## Required work
Search the data for the string "Helgi" and extract every line where it appears.

━━ Raw records ━━

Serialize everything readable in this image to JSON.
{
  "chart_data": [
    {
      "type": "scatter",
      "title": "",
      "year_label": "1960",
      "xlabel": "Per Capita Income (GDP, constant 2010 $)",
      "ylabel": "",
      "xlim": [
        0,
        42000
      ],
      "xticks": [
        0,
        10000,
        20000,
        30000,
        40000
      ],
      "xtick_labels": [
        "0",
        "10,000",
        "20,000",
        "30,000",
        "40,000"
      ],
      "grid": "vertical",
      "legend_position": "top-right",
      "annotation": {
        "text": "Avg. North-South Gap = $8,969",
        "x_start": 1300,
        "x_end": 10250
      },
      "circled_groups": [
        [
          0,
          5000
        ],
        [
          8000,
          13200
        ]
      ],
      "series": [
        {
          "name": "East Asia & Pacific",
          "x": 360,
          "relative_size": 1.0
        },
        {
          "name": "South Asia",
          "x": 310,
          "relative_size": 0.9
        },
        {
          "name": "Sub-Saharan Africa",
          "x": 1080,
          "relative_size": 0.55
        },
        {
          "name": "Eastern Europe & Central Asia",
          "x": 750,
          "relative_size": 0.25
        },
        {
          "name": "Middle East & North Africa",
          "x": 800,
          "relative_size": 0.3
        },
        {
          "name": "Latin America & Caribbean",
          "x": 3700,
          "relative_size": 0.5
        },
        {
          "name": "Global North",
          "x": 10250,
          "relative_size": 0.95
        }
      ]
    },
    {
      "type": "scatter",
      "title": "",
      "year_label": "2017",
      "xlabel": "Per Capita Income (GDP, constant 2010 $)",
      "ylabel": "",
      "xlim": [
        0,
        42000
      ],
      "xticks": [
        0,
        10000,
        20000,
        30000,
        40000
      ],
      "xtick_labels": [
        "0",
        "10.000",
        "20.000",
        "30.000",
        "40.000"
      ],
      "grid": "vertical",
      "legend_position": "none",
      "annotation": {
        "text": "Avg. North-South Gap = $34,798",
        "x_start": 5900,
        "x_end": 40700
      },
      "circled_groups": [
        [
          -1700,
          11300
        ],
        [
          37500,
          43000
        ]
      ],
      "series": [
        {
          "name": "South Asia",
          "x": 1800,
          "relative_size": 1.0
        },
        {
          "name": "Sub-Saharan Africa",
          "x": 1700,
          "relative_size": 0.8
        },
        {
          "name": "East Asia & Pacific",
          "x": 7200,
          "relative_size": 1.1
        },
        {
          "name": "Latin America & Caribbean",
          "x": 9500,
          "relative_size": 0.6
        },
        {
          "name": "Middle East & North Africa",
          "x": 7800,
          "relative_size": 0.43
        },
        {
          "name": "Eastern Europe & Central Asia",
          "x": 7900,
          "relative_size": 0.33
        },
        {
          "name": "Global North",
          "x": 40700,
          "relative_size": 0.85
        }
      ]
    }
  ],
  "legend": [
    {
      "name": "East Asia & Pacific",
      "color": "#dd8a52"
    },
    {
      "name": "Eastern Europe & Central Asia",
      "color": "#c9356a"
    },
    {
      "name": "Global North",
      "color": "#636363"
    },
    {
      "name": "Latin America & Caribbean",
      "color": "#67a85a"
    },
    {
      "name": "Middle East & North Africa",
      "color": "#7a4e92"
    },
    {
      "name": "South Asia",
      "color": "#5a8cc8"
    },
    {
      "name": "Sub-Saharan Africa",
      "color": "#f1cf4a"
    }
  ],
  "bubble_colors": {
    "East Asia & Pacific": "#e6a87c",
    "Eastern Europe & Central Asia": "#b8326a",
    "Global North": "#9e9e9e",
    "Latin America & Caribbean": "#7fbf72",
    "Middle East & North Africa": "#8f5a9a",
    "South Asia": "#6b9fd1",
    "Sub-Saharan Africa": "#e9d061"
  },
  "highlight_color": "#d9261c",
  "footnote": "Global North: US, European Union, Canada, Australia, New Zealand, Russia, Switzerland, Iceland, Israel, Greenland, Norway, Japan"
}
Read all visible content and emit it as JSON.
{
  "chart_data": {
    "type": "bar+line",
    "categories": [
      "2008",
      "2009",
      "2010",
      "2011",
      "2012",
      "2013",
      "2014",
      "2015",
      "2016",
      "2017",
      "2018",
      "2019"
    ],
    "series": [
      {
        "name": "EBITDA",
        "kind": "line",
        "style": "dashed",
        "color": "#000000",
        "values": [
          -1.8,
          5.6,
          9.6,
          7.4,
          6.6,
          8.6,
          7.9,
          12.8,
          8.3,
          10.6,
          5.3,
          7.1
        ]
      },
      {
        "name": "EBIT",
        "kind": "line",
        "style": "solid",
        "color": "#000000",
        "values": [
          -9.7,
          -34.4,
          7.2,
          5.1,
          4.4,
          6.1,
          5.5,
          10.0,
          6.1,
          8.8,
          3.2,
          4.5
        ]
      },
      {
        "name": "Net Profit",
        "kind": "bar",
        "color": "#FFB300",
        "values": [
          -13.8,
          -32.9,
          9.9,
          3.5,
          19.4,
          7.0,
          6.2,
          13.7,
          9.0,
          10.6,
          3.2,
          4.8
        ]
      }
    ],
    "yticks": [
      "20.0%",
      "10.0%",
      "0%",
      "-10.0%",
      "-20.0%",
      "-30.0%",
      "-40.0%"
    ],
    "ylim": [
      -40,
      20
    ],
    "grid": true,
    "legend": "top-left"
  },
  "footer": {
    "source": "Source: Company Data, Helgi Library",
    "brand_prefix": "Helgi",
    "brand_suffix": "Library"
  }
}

━━━

## Answer to this exercise
    "source": "Source: Company Data, Helgi Library",
    "brand_prefix": "Helgi",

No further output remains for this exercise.